**Texte proposé**
※ ※ ※

LITTÉRATURE

“Un mois aura suffit à trouer mes gants” : entre rêve et souvenir

“Un mois aura suffit à trouer mes gants” est une courte composition réalisée à la suite d’un mois passé à l’usine l’été dernier. Les longues heures partagées avec les collègues m’ont poussées à parler un peu de ce quotidien qui n’est pas toujours facile à vivre, mais ce devait être sous le prisme de ma propre expérience, celle d’un étudiant pour qui tout cela n’aura été que temporaire.

Lorsque tard dans la nuit quelques signaux sonores nous avertissent que la machine a plus d’appétit qu’à son habitude, il arrive que je perde ma bonne humeur. Paire de bras frêle et imparfaite, je me donne tout entier au monstre d’acier prêt à m’engloutir, je me plie à ses moindres désirs. Face à sa gueule froide et métallique dont les hurlements coordonnent le rythme de production, je rêve de révolte.

« C’est dans le refus de la condition à laquelle nous sommes condamnés que nous préservons notre humanité ! Celui qui cesse de lutter ne ressort pas du ventre de la machine, il s’y éteint lentement, avec l’espoir d’y trouver un jour le repos. Mais quand reviendra le temps des crises, il sera trop tard pour raviver la flamme ! L’ouvrier se veut patient face à la nécessité, mais il est bien souvent le premier à être sacrifié… la précarité pèse sur ses lèvres et il faut attendre qu’on lui prenne le peu qu’il lui reste pour qu’il s’insurge, ou qu’il se laisser aller pour de bon. »

※ ※ ※

**Extraits du matériel**
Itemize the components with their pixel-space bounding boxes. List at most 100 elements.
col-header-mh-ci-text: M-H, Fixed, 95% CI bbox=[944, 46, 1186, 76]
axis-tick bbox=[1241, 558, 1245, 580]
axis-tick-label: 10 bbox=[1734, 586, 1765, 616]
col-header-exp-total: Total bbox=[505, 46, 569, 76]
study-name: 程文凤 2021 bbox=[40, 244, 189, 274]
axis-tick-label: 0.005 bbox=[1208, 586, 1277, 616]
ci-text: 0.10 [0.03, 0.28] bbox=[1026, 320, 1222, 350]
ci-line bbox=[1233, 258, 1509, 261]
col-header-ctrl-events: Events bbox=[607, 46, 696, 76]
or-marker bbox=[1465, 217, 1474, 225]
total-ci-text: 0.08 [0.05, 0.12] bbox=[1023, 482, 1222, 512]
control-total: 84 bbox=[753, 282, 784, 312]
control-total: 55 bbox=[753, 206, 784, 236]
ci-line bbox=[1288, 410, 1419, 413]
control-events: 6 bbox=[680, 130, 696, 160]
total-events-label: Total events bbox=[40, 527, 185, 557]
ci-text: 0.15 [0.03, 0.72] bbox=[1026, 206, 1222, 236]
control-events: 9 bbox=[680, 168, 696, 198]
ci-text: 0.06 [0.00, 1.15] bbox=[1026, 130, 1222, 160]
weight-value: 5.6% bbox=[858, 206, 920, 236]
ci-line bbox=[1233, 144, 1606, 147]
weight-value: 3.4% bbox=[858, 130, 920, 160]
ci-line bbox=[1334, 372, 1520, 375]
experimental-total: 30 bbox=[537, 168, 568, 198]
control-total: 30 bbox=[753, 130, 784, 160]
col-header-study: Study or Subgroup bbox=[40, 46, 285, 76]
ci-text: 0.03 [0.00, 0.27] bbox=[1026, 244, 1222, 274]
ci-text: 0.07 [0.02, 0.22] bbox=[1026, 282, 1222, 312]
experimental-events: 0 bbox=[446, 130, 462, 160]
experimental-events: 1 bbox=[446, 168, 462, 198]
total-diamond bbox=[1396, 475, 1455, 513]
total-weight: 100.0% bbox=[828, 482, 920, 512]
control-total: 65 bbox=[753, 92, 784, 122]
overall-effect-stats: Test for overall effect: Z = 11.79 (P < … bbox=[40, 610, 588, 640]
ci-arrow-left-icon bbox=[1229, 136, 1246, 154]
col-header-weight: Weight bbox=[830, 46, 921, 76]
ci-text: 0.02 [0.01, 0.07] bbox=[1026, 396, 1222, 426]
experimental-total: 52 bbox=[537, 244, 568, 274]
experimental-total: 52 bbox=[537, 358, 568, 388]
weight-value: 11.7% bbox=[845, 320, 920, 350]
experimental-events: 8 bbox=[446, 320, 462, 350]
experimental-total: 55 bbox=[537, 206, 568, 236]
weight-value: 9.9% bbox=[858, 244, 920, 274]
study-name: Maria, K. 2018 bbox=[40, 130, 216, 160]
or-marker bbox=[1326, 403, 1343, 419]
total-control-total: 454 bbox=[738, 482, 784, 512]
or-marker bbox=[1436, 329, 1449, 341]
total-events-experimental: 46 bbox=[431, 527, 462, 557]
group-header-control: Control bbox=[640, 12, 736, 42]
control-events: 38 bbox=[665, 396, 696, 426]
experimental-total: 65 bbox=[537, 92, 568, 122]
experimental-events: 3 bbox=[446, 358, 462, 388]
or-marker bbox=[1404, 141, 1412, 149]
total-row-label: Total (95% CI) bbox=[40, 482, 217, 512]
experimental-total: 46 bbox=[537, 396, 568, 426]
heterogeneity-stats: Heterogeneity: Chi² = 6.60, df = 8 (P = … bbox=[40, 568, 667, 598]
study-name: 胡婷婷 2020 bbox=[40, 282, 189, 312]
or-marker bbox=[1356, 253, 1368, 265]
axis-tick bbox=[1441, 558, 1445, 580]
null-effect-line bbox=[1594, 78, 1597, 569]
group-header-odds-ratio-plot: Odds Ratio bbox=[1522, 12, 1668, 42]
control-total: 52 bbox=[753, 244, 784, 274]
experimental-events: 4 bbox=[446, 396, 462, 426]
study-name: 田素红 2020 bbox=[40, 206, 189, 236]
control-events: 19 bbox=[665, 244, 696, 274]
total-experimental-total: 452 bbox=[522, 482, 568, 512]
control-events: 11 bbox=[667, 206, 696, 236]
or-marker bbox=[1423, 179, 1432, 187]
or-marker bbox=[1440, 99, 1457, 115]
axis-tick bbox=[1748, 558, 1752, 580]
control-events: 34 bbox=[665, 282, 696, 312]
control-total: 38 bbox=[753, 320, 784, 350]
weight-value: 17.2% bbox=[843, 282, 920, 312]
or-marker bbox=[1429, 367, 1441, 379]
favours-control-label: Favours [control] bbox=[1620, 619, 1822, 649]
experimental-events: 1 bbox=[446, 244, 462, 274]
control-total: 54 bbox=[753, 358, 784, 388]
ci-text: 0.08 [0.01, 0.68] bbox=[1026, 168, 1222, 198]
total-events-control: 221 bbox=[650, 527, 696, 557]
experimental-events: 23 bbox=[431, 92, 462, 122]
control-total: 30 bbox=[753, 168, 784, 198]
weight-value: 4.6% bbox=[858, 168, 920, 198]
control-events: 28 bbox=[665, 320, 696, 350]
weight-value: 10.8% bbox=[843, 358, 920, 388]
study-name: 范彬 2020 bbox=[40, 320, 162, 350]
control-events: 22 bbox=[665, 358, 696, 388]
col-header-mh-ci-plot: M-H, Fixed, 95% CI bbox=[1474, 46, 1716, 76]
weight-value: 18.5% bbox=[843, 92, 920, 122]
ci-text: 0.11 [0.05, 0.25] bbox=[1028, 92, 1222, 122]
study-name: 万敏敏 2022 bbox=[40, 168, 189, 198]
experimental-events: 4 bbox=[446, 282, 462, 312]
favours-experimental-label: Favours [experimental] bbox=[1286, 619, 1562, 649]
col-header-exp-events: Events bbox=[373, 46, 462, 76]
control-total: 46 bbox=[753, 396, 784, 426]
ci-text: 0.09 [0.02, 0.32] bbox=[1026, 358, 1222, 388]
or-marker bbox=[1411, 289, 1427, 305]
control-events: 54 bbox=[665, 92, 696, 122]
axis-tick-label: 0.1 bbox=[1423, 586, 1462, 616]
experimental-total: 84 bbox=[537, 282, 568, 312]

※ ※ ※

**Consignes**
a - Reprenez le passage du texte proposé allant de « Lorsque tard dans » à « rêve de révolte. », en substituant « liberté » à « révolte ».
b - D'après le texte proposé, combien de temps a été passé à l'usine, et à quelle période ?
c - Relevez toutes les parties du corps nommées dans le texte proposé.

**Corrigé**
a -
Lorsque tard dans la nuit quelques signaux sonores nous avertissent que la machine a plus d’appétit qu’à son habitude, il arrive que je perde ma bonne humeur. Paire de bras frêle et imparfaite, je me donne tout entier au monstre d’acier prêt à m’engloutir, je me plie à ses moindres désirs. Face à sa gueule froide et métallique dont les hurlements coordonnent le rythme de production, je rêve de liberté.

b - Un mois, l'été dernier.

c - bras, gueule, ventre, lèvres